## [Supplied entries]
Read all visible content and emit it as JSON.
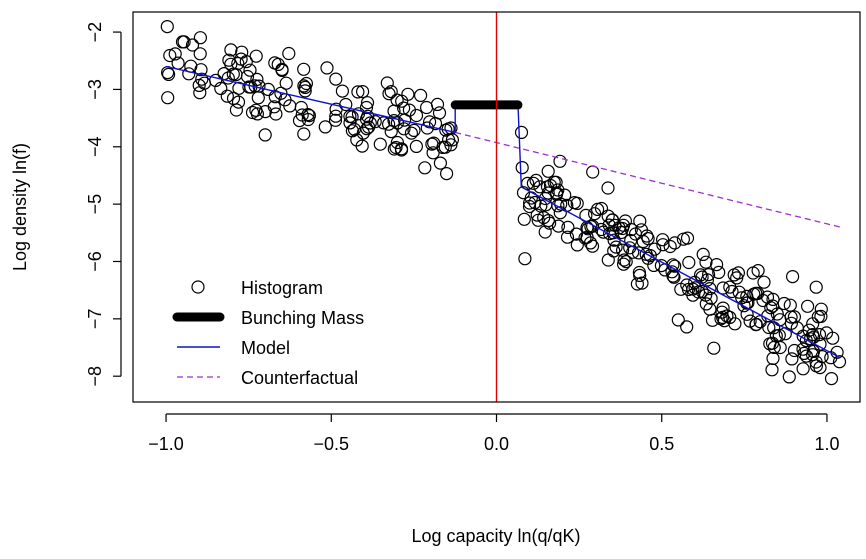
{
  "chart_data": {
    "type": "scatter",
    "xlabel": "Log capacity ln(q/qK)",
    "ylabel": "Log density ln(f)",
    "xlim": [
      -1.1,
      1.1
    ],
    "ylim": [
      -8.45,
      -1.65
    ],
    "x_ticks": [
      -1.0,
      -0.5,
      0.0,
      0.5,
      1.0
    ],
    "x_tick_labels": [
      "−1.0",
      "−0.5",
      "0.0",
      "0.5",
      "1.0"
    ],
    "y_ticks": [
      -8,
      -7,
      -6,
      -5,
      -4,
      -3,
      -2
    ],
    "y_tick_labels": [
      "−8",
      "−7",
      "−6",
      "−5",
      "−4",
      "−3",
      "−2"
    ],
    "grid": false,
    "legend_position": "bottom-left",
    "vertical_line": {
      "x": 0.0,
      "color": "#e00000"
    },
    "series": [
      {
        "name": "Histogram",
        "kind": "points",
        "color": "#000000"
      },
      {
        "name": "Bunching Mass",
        "kind": "segment",
        "color": "#000000",
        "x": [
          -0.125,
          0.065
        ],
        "y": [
          -3.27,
          -3.27
        ]
      },
      {
        "name": "Model",
        "kind": "line",
        "color": "#1010d0",
        "x": [
          -1.0,
          -0.125,
          -0.125,
          0.065,
          0.065,
          0.075,
          1.04
        ],
        "y": [
          -2.6,
          -3.75,
          -3.27,
          -3.27,
          -3.27,
          -4.7,
          -7.68
        ]
      },
      {
        "name": "Counterfactual",
        "kind": "dashed",
        "color": "#9932cc",
        "x": [
          -0.125,
          1.04
        ],
        "y": [
          -3.75,
          -5.4
        ]
      }
    ],
    "points": {
      "segments": [
        {
          "x0": -1.0,
          "x1": -0.13,
          "y0": -2.6,
          "y1": -3.75,
          "n": 150,
          "sd": 0.33
        },
        {
          "x0": 0.075,
          "x1": 1.04,
          "y0": -4.7,
          "y1": -7.68,
          "n": 230,
          "sd": 0.35
        }
      ]
    }
  }
}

## [Work instructions]
Find each line with the string "color" and copy it out.

## [Answer in full]
      "color": "#e00000"
        "color": "#000000"
        "color": "#000000",
        "color": "#1010d0",
        "color": "#9932cc",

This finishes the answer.